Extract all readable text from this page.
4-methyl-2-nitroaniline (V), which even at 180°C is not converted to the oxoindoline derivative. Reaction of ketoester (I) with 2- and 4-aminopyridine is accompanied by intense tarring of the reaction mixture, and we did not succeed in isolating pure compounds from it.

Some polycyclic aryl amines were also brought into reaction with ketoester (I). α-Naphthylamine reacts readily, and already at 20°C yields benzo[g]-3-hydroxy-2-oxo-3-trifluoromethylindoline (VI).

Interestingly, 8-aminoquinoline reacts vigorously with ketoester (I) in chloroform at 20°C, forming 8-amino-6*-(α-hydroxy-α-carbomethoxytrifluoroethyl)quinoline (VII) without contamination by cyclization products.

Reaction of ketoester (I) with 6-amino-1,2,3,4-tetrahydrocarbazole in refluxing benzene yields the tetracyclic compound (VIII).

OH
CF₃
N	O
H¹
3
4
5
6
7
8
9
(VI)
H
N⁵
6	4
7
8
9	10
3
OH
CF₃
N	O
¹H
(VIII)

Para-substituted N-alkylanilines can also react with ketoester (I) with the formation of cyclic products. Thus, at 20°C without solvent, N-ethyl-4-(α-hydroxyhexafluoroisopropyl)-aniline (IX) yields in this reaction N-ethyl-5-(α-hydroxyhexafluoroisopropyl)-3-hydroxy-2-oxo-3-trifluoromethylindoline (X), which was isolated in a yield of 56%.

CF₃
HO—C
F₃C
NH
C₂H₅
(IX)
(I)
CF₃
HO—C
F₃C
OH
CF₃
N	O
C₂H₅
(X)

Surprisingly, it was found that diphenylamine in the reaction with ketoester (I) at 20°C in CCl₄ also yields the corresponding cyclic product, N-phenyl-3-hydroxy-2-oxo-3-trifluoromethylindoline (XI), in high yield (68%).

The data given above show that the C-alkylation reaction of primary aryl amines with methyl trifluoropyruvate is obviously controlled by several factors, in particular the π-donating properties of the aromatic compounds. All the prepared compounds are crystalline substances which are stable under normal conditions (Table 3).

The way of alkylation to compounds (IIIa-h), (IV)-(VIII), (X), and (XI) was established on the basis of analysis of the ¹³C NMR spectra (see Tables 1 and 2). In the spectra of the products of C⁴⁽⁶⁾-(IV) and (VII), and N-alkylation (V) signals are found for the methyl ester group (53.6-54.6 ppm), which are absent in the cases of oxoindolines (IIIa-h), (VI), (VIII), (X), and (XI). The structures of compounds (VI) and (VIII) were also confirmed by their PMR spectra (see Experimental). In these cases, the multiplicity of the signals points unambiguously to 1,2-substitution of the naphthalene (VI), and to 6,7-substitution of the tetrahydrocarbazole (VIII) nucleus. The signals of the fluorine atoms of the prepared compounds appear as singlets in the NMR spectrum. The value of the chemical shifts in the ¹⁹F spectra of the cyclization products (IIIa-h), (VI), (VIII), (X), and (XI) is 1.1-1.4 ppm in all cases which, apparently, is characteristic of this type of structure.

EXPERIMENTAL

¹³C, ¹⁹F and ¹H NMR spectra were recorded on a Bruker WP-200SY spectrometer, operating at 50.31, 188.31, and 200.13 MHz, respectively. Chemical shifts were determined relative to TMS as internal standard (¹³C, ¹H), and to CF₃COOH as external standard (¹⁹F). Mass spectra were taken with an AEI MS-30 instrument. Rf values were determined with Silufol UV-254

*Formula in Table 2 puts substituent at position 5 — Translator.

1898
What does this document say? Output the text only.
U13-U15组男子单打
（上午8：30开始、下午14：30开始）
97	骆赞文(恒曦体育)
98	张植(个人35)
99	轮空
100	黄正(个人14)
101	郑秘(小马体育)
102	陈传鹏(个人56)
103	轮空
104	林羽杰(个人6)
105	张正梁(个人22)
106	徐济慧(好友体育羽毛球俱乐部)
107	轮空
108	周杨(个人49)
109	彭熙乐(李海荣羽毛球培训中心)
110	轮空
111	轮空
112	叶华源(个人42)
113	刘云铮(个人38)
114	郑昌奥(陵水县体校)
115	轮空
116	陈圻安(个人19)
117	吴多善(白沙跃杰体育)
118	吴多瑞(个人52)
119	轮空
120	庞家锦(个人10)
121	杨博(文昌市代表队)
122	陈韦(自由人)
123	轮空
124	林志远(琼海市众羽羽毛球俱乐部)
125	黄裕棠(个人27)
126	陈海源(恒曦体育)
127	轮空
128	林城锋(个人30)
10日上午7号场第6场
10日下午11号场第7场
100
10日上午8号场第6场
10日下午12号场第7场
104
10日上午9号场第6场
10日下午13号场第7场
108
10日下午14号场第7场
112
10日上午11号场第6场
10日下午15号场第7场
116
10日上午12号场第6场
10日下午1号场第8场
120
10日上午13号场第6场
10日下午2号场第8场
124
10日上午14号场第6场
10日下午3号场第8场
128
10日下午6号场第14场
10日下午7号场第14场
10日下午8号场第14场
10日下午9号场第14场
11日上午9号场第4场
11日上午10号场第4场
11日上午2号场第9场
⁂
EXERCISE
Search the data above for the word "text", then gather each line in which it appears.

RESULT
Extract all readable text from this page.
What does this document say? Output the text only.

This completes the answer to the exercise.